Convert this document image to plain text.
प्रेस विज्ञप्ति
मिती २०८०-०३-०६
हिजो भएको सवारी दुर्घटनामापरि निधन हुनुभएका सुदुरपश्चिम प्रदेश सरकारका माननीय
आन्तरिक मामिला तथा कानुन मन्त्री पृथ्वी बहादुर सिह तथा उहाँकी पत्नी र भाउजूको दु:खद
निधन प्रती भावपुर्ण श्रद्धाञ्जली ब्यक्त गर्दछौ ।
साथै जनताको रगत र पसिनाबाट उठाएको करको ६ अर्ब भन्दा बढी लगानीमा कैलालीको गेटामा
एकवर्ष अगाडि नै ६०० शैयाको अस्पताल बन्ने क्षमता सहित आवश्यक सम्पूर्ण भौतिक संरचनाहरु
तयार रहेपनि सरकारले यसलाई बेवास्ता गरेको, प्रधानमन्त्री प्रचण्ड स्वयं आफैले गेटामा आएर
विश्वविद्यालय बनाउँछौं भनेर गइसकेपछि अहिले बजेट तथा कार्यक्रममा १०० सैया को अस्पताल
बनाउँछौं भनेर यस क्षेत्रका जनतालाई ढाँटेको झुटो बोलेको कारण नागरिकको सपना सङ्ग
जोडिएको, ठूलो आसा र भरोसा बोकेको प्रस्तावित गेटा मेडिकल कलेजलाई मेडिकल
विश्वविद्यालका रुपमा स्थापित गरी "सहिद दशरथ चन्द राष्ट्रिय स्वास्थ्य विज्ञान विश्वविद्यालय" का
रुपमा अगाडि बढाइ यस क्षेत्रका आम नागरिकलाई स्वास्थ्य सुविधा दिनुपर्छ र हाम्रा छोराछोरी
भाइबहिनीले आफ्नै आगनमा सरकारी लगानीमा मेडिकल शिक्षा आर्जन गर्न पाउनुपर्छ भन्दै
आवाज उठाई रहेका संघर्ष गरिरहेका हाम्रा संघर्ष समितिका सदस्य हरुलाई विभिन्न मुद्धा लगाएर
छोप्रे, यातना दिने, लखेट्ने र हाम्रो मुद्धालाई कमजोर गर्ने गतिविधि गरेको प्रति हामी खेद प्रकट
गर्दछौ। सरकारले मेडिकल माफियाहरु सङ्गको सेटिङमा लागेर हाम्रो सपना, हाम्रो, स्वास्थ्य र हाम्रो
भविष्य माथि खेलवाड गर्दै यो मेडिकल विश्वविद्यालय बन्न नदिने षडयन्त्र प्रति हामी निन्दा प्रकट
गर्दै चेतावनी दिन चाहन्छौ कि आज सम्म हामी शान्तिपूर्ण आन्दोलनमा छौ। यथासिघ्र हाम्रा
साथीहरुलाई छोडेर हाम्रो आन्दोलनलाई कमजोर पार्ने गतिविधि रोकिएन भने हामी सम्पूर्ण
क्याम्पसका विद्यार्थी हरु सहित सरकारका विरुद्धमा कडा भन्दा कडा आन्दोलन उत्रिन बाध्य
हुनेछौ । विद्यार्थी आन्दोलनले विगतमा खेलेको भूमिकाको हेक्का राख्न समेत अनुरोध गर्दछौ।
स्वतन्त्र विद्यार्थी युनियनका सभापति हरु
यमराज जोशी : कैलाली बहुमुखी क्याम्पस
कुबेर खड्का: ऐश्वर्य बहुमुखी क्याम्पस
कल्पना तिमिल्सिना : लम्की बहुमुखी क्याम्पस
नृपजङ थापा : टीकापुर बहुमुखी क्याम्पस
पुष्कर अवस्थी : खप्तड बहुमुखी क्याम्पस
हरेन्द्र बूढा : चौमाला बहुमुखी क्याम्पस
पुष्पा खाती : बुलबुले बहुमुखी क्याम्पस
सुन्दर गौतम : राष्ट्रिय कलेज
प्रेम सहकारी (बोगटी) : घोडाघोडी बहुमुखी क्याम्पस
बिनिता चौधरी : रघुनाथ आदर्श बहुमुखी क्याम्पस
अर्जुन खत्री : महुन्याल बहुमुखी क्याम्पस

What you are asked to do: Make an exact copy of the records.

Task result:
Convert this document image to plain text.
प्रेस विज्ञप्ति
मिती २०८०-०३-०६
हिजो भएको सवारी दुर्घटनामापरि निधन हुनुभएका सुदुरपश्चिम प्रदेश सरकारका माननीय
आन्तरिक मामिला तथा कानुन मन्त्री पृथ्वी बहादुर सिह तथा उहाँकी पत्नी र भाउजूको दु:खद
निधन प्रती भावपुर्ण श्रद्धाञ्जली ब्यक्त गर्दछौ ।
साथै जनताको रगत र पसिनाबाट उठाएको करको ६ अर्ब भन्दा बढी लगानीमा कैलालीको गेटामा
एकवर्ष अगाडि नै ६०० शैयाको अस्पताल बन्ने क्षमता सहित आवश्यक सम्पूर्ण भौतिक संरचनाहरु
तयार रहेपनि सरकारले यसलाई बेवास्ता गरेको, प्रधानमन्त्री प्रचण्ड स्वयं आफैले गेटामा आएर
विश्वविद्यालय बनाउँछौं भनेर गइसकेपछि अहिले बजेट तथा कार्यक्रममा १०० सैया को अस्पताल
बनाउँछौं भनेर यस क्षेत्रका जनतालाई ढाँटेको झुटो बोलेको कारण नागरिकको सपना सङ्ग
जोडिएको, ठूलो आसा र भरोसा बोकेको प्रस्तावित गेटा मेडिकल कलेजलाई मेडिकल
विश्वविद्यालका रुपमा स्थापित गरी "सहिद दशरथ चन्द राष्ट्रिय स्वास्थ्य विज्ञान विश्वविद्यालय" का
रुपमा अगाडि बढाइ यस क्षेत्रका आम नागरिकलाई स्वास्थ्य सुविधा दिनुपर्छ र हाम्रा छोराछोरी
भाइबहिनीले आफ्नै आगनमा सरकारी लगानीमा मेडिकल शिक्षा आर्जन गर्न पाउनुपर्छ भन्दै
आवाज उठाई रहेका संघर्ष गरिरहेका हाम्रा संघर्ष समितिका सदस्य हरुलाई विभिन्न मुद्धा लगाएर
छोप्रे, यातना दिने, लखेट्ने र हाम्रो मुद्धालाई कमजोर गर्ने गतिविधि गरेको प्रति हामी खेद प्रकट
गर्दछौ। सरकारले मेडिकल माफियाहरु सङ्गको सेटिङमा लागेर हाम्रो सपना, हाम्रो, स्वास्थ्य र हाम्रो
भविष्य माथि खेलवाड गर्दै यो मेडिकल विश्वविद्यालय बन्न नदिने षडयन्त्र प्रति हामी निन्दा प्रकट
गर्दै चेतावनी दिन चाहन्छौ कि आज सम्म हामी शान्तिपूर्ण आन्दोलनमा छौ। यथासिघ्र हाम्रा
साथीहरुलाई छोडेर हाम्रो आन्दोलनलाई कमजोर पार्ने गतिविधि रोकिएन भने हामी सम्पूर्ण
क्याम्पसका विद्यार्थी हरु सहित सरकारका विरुद्धमा कडा भन्दा कडा आन्दोलन उत्रिन बाध्य
हुनेछौ । विद्यार्थी आन्दोलनले विगतमा खेलेको भूमिकाको हेक्का राख्न समेत अनुरोध गर्दछौ।
स्वतन्त्र विद्यार्थी युनियनका सभापति हरु
यमराज जोशी : कैलाली बहुमुखी क्याम्पस
कुबेर खड्का: ऐश्वर्य बहुमुखी क्याम्पस
कल्पना तिमिल्सिना : लम्की बहुमुखी क्याम्पस
नृपजङ थापा : टीकापुर बहुमुखी क्याम्पस
पुष्कर अवस्थी : खप्तड बहुमुखी क्याम्पस
हरेन्द्र बूढा : चौमाला बहुमुखी क्याम्पस
पुष्पा खाती : बुलबुले बहुमुखी क्याम्पस
सुन्दर गौतम : राष्ट्रिय कलेज
प्रेम सहकारी (बोगटी) : घोडाघोडी बहुमुखी क्याम्पस
बिनिता चौधरी : रघुनाथ आदर्श बहुमुखी क्याम्पस
अर्जुन खत्री : महुन्याल बहुमुखी क्याम्पस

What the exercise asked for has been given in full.